§ **Extrait du texte**:
* * *

Selon l’Institut fédéral d’hydrologie, les sécheresses extrêmes comme celle qui a frappé l’Allemagne en 2018 se produisent généralement tous les 20 à 60 ans. D’ici la fin du siècle, elles pourraient se produire tous les 5 à 15 ans.

L’impact sur la capacité de transport du Rhin sera d’abord limité – environ 10 % de passage en moins d’ici 2050. En effet, l’eau de fonte des glaciers devrait compenser en partie les conséquences de la sécheresse et de la chaleur.

Mais les choses risquent d’empirer par la suite, lorsque les glaciers auront complètement fondu. D’ici 2100, jusqu’à 90 % des glaciers alpins pourraient avoir disparu, entraînant une diminution de la capacité de transport du Rhin de près de 25 %, selon l’Institut fédéral d’hydrologie.

Les industries situées le long du Rhin devront s’adapter aux fluctuations du niveau de l’eau, ce qui rendra le transport estival plus coûteux, les navires étant contraints de voyager avec des charges réduites.

* * *

[Entrées de la collection]
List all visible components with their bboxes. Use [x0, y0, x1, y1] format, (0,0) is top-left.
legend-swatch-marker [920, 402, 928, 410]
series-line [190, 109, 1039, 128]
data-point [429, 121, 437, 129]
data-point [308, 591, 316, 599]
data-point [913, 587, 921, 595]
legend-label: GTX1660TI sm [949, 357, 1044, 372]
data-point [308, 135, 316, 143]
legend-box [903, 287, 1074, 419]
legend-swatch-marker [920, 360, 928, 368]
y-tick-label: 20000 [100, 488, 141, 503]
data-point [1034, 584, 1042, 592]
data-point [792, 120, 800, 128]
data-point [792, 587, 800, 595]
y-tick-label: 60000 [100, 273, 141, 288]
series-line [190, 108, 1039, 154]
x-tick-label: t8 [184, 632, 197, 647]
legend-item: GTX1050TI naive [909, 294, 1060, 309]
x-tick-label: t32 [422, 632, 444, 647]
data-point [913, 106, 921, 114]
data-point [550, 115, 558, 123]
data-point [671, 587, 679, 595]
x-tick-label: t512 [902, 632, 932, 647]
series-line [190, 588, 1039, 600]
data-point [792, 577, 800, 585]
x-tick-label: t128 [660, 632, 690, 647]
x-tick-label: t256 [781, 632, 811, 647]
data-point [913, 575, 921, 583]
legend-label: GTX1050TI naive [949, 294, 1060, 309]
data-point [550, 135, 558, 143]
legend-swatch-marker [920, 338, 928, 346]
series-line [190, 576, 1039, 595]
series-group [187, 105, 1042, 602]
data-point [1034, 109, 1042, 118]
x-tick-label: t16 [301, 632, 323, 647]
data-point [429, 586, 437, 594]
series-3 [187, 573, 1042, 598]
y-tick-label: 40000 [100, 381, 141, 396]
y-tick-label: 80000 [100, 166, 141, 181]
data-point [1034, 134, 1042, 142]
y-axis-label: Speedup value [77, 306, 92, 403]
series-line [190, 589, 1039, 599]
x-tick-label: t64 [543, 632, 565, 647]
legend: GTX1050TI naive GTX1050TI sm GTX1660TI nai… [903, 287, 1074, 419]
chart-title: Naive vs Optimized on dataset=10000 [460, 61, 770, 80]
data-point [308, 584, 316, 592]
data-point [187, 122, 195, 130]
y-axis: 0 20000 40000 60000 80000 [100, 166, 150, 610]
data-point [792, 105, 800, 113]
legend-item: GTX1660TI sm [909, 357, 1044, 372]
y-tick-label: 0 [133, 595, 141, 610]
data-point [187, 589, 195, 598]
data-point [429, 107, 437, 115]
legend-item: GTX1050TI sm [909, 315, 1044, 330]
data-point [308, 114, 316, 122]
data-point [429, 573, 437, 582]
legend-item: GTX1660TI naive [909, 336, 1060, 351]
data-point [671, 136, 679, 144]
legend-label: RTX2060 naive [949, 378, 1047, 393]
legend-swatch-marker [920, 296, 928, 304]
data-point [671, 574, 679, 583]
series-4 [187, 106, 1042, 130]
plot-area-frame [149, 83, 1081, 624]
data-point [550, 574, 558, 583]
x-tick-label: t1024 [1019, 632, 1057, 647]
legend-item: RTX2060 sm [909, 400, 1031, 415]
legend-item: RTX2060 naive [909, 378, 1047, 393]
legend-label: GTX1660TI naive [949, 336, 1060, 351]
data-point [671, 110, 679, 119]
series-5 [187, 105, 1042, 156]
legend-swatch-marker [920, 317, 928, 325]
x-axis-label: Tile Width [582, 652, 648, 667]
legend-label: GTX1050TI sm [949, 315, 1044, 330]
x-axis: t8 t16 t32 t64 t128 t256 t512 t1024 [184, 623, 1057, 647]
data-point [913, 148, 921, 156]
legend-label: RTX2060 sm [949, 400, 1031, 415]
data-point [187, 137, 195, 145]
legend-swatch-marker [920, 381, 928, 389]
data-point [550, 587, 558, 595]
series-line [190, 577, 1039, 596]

* * *

§ **Consigne 1**:
Recopiez, dans l'extrait sur le Rhin et la sécheresse, le passage qui s'ouvre sur les mots contenant "Selon l’Institut fédéral d’hydrologie, les" et se termine par "de la chaleur.".
§ **Consigne 2**:
Reprenez l'extrait sur le Rhin et la sécheresse à la suite de sa dernière phrase et poursuivez-le.

§ **Réponse 1**:
Selon l’Institut fédéral d’hydrologie, les sécheresses extrêmes comme celle qui a frappé l’Allemagne en 2018 se produisent généralement tous les 20 à 60 ans. D’ici la fin du siècle, elles pourraient se produire tous les 5 à 15 ans.

L’impact sur la capacité de transport du Rhin sera d’abord limité – environ 10 % de passage en moins d’ici 2050. En effet, l’eau de fonte des glaciers devrait compenser en partie les conséquences de la sécheresse et de la chaleur.

§ **Réponse 2**:
Certaines entreprises, à l’instar du géant allemand de la chimie BASF, ont pris des mesures drastiques et ont récemment baptisé un navire capable de naviguer dans des eaux basses afin de poursuivre leurs activités.

Un cargo navigue le long d’un banc de sable sur les rives du Rhin à Lobith, aux Pays-Bas, le 18 août 2022.

Le réchauffement atteint 2 °C dans les Alpes

C’est en amont, dans les Alpes, que se situent les origines des problèmes du Rhin.

Fin mai 2023, la saison estivale commence à la Zugspitze, la plus haute montagne d’Allemagne : le soleil est aveuglant, des volutes de brouillard s’élèvent sporadiquement le long de la montagne. Randonneurs et touristes se pressent dans le téléphérique qui mène au sommet, à 2 962 mètres au-dessus du niveau de la mer.

C’est là, juste en dessous de ce sommet, que se trouve l’un des quatre derniers glaciers du pays, le Nördlicher Schneeferner.

« D’ici 10 à 15 ans, il aura probablement disparu », explique Laura Schmidt, géographe et porte-parole de la station de recherche Schneefernerhaus. Au milieu du 19ème siècle, l’ensemble du Zugspitzplatt était encore recouvert de glace.

Aujourd’hui, il n’en reste pratiquement plus rien. En fait, la glace a tellement fondu ces dernières années que le Südlicher Schneeferner n’est plus considéré comme un glacier depuis 2022.

Un sort similaire attend les autres glaciers allemands de la Zugspitze et des Alpes de Berchtesgaden.

Harald Kunstmann, directeur adjoint du Campus alpin de l’Institut technologique de Karlsruhe (KIT) à Garmisch-Partenkirchen, travaille à quelques kilomètres de la Zugspitze.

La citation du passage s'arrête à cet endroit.